▶ [Directions for this task]: Leaving out the pictures, transcribe all of the records faithfully.

▶ [Data provided]:
--- --- ---
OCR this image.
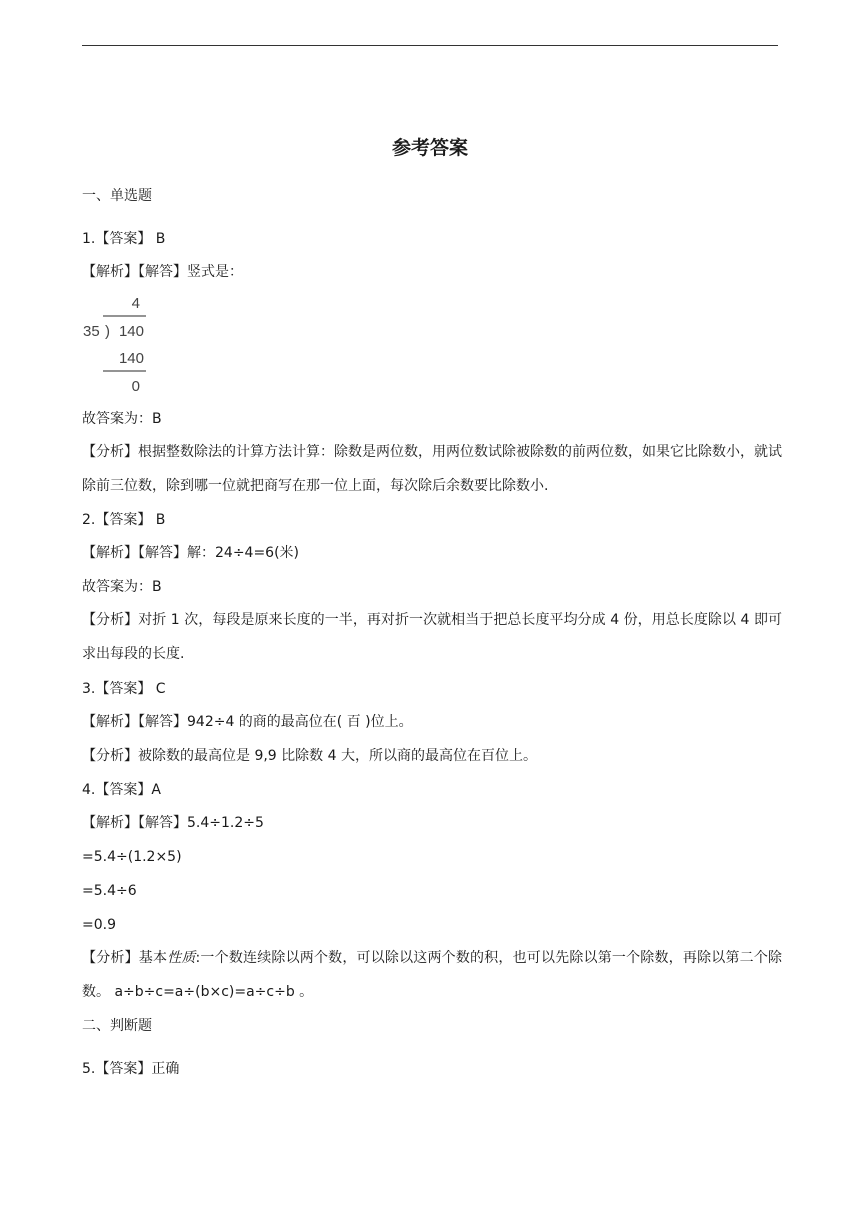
参考答案
一、单选题
1.【答案】 B
【解析】【解答】竖式是：
4
35 ) 140
140
0
故答案为：B
【分析】根据整数除法的计算方法计算：除数是两位数，用两位数试除被除数的前两位数，如果它比除数小，就试除前三位数，除到哪一位就把商写在那一位上面，每次除后余数要比除数小.
2.【答案】 B
【解析】【解答】解：24÷4=6(米)
故答案为：B
【分析】对折 1 次，每段是原来长度的一半，再对折一次就相当于把总长度平均分成 4 份，用总长度除以 4 即可求出每段的长度.
3.【答案】 C
【解析】【解答】942÷4 的商的最高位在( 百 )位上。
【分析】被除数的最高位是 9,9 比除数 4 大，所以商的最高位在百位上。
4.【答案】A
【解析】【解答】5.4÷1.2÷5
=5.4÷(1.2×5)
=5.4÷6
=0.9
【分析】基本性质:一个数连续除以两个数，可以除以这两个数的积，也可以先除以第一个除数，再除以第二个除数。 a÷b÷c=a÷(b×c)=a÷c÷b 。
二、判断题
5.【答案】正确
--- --- ---
▶ [Exercise result]:
OCR this image.
参考答案
一、单选题
1.【答案】 B
【解析】【解答】竖式是：
4
35 ) 140
140
0
故答案为：B
【分析】根据整数除法的计算方法计算：除数是两位数，用两位数试除被除数的前两位数，如果它比除数小，就试除前三位数，除到哪一位就把商写在那一位上面，每次除后余数要比除数小.
2.【答案】 B
【解析】【解答】解：24÷4=6(米)
故答案为：B
【分析】对折 1 次，每段是原来长度的一半，再对折一次就相当于把总长度平均分成 4 份，用总长度除以 4 即可求出每段的长度.
3.【答案】 C
【解析】【解答】942÷4 的商的最高位在( 百 )位上。
【分析】被除数的最高位是 9,9 比除数 4 大，所以商的最高位在百位上。
4.【答案】A
【解析】【解答】5.4÷1.2÷5
=5.4÷(1.2×5)
=5.4÷6
=0.9
【分析】基本性质:一个数连续除以两个数，可以除以这两个数的积，也可以先除以第一个除数，再除以第二个除数。 a÷b÷c=a÷(b×c)=a÷c÷b 。
二、判断题
5.【答案】正确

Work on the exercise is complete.